__GIVEN TEXT__
_ _ _
What else? Irving, of course, was present at the birth of both Junior and MUGGER III, telling the doctors to knock off the chatter and give Mrs. M more painkillers; he cradled MUGGER III at our rental in Bridgehampton one afternoon and got him to stop bawling; Irving eating steaks and sausages with Mrs. M and me in Buenos Aires; saving us from a faulty tram in Santiago by walking nearly a mile on the highwire and repairing the facility’s motor; lunching with the extended Smith family in Capri, after playing engineer on the funicular up the hill from the water; and the time he met us all in the Black Forest and gorged on the “farmhouse snack,” which consisted of head cheese and other gristly and jellied pig parts that even I couldn’t stomach. There was an incident in Switzerland where Irving and a clockmaker got into a ruckus; lots of wine-guzzling on the Rhine and the communist cabby in Manila who tried to rob me until you-know-who showed up. And of course there was the time when Irving was speeding in a van in North Baltimore, got stopped by a cop and promptly chomped off his foot. That particular story was MUGGER III’s favorite.
I suppose by now my son has caught on, for he’s invented his “own” Irving, and in the morning tells me his own fables. They also include his imaginary friends Snacker, Giant and Dolphin. They almost always are a version of the previous night’s Irving the Wolf session, but it’s a joy to hear him twist the tale just a bit to conform to his own peculiar worldview. We’ve agreed on a moratorium on Irving stories for the time being; MUGGER III told me, magnanimously, that reruns would resume when we return to Bermuda this August. I’m just hoping he doesn’t question me when the yarns deviate from the original plot. This sharp cookie is often quicker than dear old Dad.
Brill’s in The Wrong Profession
Steve Brill has unquestionably missed his calling: Instead of deluding himself that he could publish a media magazine that would attain the circulation numbers of Vanity Fair, he should’ve gone into public relations. Move over Howie Rubenstein, you’ve got nothing on Brill. The prickly (some ex-employees would simply say “prick”) proprietor of Brill’s Content hasn’t made a dent in the magazine industry with his snore of a monthly, but man, Brill definitely knows how to promote himself. Against all odds, he recently procured some $10 million from George Soros to keep the dull journal afloat for another year or so. Talk about good money after bad. In addition, Brill owned the gossip and media columns last week when a story about his magazine by Jennet Conant was spiked by Vanity Fair editor Graydon Carter. Brill claims he had nothing to do with it, but canny p.r. flacks let gullible reporters do most of the talking.
_ _ _
[Layout element listing]
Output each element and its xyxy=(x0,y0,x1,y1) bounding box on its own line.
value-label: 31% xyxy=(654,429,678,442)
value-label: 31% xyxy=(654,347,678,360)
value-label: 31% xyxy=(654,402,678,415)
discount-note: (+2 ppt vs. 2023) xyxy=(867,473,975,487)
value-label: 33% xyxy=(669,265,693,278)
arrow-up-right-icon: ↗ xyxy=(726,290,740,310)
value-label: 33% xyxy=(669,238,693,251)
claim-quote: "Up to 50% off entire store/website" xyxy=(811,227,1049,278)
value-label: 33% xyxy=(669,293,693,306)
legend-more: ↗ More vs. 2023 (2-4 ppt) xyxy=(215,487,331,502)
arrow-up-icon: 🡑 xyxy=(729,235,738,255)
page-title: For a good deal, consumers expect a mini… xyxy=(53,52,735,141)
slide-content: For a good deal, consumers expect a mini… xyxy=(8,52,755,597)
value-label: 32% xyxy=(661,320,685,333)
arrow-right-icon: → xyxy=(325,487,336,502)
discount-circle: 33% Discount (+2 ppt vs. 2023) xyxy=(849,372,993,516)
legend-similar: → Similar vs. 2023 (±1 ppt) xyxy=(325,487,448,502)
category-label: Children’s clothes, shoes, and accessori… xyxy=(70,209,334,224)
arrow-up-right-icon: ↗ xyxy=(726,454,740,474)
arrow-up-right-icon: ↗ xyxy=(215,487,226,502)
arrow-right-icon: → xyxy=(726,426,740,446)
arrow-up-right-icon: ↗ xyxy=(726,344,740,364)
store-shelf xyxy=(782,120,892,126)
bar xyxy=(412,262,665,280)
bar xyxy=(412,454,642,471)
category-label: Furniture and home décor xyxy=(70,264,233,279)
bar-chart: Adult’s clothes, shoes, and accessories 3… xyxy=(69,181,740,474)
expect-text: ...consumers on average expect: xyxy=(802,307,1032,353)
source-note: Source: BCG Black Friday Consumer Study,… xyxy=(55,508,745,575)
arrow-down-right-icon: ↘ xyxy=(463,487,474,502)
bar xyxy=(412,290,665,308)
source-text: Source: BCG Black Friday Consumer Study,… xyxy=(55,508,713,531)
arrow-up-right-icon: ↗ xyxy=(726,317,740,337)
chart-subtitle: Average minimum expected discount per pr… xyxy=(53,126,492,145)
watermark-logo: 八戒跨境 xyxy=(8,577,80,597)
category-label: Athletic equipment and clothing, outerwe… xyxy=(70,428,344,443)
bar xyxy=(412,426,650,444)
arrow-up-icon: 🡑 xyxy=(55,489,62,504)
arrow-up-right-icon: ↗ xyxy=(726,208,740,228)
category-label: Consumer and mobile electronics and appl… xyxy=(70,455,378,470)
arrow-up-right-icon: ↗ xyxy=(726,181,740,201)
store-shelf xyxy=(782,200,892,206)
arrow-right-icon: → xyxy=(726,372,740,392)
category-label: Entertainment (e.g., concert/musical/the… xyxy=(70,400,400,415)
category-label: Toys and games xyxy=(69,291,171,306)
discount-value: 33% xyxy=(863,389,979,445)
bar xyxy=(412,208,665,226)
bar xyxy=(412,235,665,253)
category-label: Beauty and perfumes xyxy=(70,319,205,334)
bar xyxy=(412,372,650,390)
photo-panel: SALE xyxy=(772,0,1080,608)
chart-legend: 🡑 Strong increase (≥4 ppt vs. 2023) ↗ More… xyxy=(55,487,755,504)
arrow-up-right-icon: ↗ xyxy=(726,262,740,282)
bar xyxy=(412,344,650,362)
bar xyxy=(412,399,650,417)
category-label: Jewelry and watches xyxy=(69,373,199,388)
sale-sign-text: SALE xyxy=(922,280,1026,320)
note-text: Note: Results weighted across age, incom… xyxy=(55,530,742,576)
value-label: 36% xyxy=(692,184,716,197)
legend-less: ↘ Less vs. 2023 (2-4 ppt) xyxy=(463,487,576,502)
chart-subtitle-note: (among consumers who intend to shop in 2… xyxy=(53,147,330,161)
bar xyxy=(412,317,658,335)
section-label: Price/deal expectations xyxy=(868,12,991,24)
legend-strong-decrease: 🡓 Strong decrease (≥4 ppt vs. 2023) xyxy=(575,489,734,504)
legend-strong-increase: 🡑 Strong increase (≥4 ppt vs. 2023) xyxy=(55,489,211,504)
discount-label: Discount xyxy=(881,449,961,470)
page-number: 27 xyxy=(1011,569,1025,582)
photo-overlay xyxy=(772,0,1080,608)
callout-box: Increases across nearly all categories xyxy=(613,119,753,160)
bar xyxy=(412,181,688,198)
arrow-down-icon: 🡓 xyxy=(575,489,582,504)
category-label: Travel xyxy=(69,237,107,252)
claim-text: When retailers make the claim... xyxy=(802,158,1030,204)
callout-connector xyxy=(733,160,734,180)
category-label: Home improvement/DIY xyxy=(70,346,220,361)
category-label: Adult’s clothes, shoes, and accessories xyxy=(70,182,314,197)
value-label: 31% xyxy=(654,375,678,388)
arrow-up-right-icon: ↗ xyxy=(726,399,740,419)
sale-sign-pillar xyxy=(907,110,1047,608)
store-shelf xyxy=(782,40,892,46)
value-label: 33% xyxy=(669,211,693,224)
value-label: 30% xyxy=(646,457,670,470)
_ _ _
__WRITTEN REQUEST 1__
Write out the part of the column starting with "I suppose by" and going on through "dear old Dad.".
__WRITTEN REQUEST 2__
According to the column, how much money did Brill recently get from George Soros?
This listing comes from a separate source.

__FINAL RESULT 1__
I suppose by now my son has caught on, for he’s invented his “own” Irving, and in the morning tells me his own fables. They also include his imaginary friends Snacker, Giant and Dolphin. They almost always are a version of the previous night’s Irving the Wolf session, but it’s a joy to hear him twist the tale just a bit to conform to his own peculiar worldview. We’ve agreed on a moratorium on Irving stories for the time being; MUGGER III told me, magnanimously, that reruns would resume when we return to Bermuda this August. I’m just hoping he doesn’t question me when the yarns deviate from the original plot. This sharp cookie is often quicker than dear old Dad.

__FINAL RESULT 2__
Some $10 million.